Exercise aim »
Please write out every line of the data below with no changes at all.

Data for this exercise »
────────

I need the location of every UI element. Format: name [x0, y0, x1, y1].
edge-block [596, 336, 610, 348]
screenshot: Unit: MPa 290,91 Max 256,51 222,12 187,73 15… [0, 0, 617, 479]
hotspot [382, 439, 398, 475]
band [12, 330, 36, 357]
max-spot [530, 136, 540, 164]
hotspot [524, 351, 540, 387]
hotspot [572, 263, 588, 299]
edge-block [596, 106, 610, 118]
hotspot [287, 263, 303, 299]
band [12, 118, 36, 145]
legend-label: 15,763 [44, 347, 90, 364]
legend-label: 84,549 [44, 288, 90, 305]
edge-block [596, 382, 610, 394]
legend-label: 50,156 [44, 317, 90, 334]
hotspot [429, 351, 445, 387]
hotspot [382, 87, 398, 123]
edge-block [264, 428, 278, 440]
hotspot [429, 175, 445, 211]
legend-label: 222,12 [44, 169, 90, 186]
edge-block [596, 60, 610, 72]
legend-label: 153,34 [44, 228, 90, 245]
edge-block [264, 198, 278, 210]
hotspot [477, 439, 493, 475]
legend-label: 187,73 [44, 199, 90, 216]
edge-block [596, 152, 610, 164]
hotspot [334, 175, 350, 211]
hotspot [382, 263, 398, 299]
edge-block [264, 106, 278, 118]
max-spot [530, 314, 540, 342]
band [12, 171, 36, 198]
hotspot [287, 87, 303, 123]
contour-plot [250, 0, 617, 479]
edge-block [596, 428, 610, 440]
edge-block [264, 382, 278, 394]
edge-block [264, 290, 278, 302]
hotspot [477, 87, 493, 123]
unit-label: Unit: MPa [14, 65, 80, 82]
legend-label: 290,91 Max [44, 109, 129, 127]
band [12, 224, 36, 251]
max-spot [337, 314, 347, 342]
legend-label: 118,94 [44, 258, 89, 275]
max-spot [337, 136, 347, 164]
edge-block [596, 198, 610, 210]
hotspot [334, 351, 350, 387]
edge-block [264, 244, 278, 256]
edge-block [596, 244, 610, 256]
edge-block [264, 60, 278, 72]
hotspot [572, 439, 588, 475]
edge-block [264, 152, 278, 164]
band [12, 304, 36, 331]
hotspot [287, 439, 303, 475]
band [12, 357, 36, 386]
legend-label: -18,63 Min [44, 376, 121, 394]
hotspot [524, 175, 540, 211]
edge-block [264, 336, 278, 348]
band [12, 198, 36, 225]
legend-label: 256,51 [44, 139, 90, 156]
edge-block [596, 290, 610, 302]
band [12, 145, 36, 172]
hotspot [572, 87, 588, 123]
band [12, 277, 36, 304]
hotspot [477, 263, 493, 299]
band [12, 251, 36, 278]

────────

The reply »
I need the location of every UI element. Format: name [x0, y0, x1, y1].
edge-block [596, 336, 610, 348]
screenshot: Unit: MPa 290,91 Max 256,51 222,12 187,73 15… [0, 0, 617, 479]
hotspot [382, 439, 398, 475]
band [12, 330, 36, 357]
max-spot [530, 136, 540, 164]
hotspot [524, 351, 540, 387]
hotspot [572, 263, 588, 299]
edge-block [596, 106, 610, 118]
hotspot [287, 263, 303, 299]
band [12, 118, 36, 145]
legend-label: 15,763 [44, 347, 90, 364]
legend-label: 84,549 [44, 288, 90, 305]
edge-block [596, 382, 610, 394]
legend-label: 50,156 [44, 317, 90, 334]
hotspot [429, 351, 445, 387]
hotspot [382, 87, 398, 123]
edge-block [264, 428, 278, 440]
hotspot [429, 175, 445, 211]
legend-label: 222,12 [44, 169, 90, 186]
edge-block [596, 60, 610, 72]
legend-label: 153,34 [44, 228, 90, 245]
edge-block [264, 198, 278, 210]
hotspot [477, 439, 493, 475]
legend-label: 187,73 [44, 199, 90, 216]
edge-block [596, 152, 610, 164]
hotspot [334, 175, 350, 211]
hotspot [382, 263, 398, 299]
edge-block [264, 106, 278, 118]
max-spot [530, 314, 540, 342]
band [12, 171, 36, 198]
hotspot [287, 87, 303, 123]
contour-plot [250, 0, 617, 479]
edge-block [596, 428, 610, 440]
edge-block [264, 382, 278, 394]
edge-block [264, 290, 278, 302]
hotspot [477, 87, 493, 123]
unit-label: Unit: MPa [14, 65, 80, 82]
legend-label: 290,91 Max [44, 109, 129, 127]
band [12, 224, 36, 251]
max-spot [337, 314, 347, 342]
legend-label: 118,94 [44, 258, 89, 275]
max-spot [337, 136, 347, 164]
edge-block [596, 198, 610, 210]
hotspot [334, 351, 350, 387]
edge-block [264, 244, 278, 256]
edge-block [596, 244, 610, 256]
edge-block [264, 60, 278, 72]
hotspot [572, 439, 588, 475]
edge-block [264, 152, 278, 164]
band [12, 304, 36, 331]
hotspot [287, 439, 303, 475]
band [12, 357, 36, 386]
legend-label: -18,63 Min [44, 376, 121, 394]
hotspot [524, 175, 540, 211]
edge-block [264, 336, 278, 348]
band [12, 198, 36, 225]
legend-label: 256,51 [44, 139, 90, 156]
edge-block [596, 290, 610, 302]
band [12, 145, 36, 172]
hotspot [572, 87, 588, 123]
band [12, 277, 36, 304]
hotspot [477, 263, 493, 299]
band [12, 251, 36, 278]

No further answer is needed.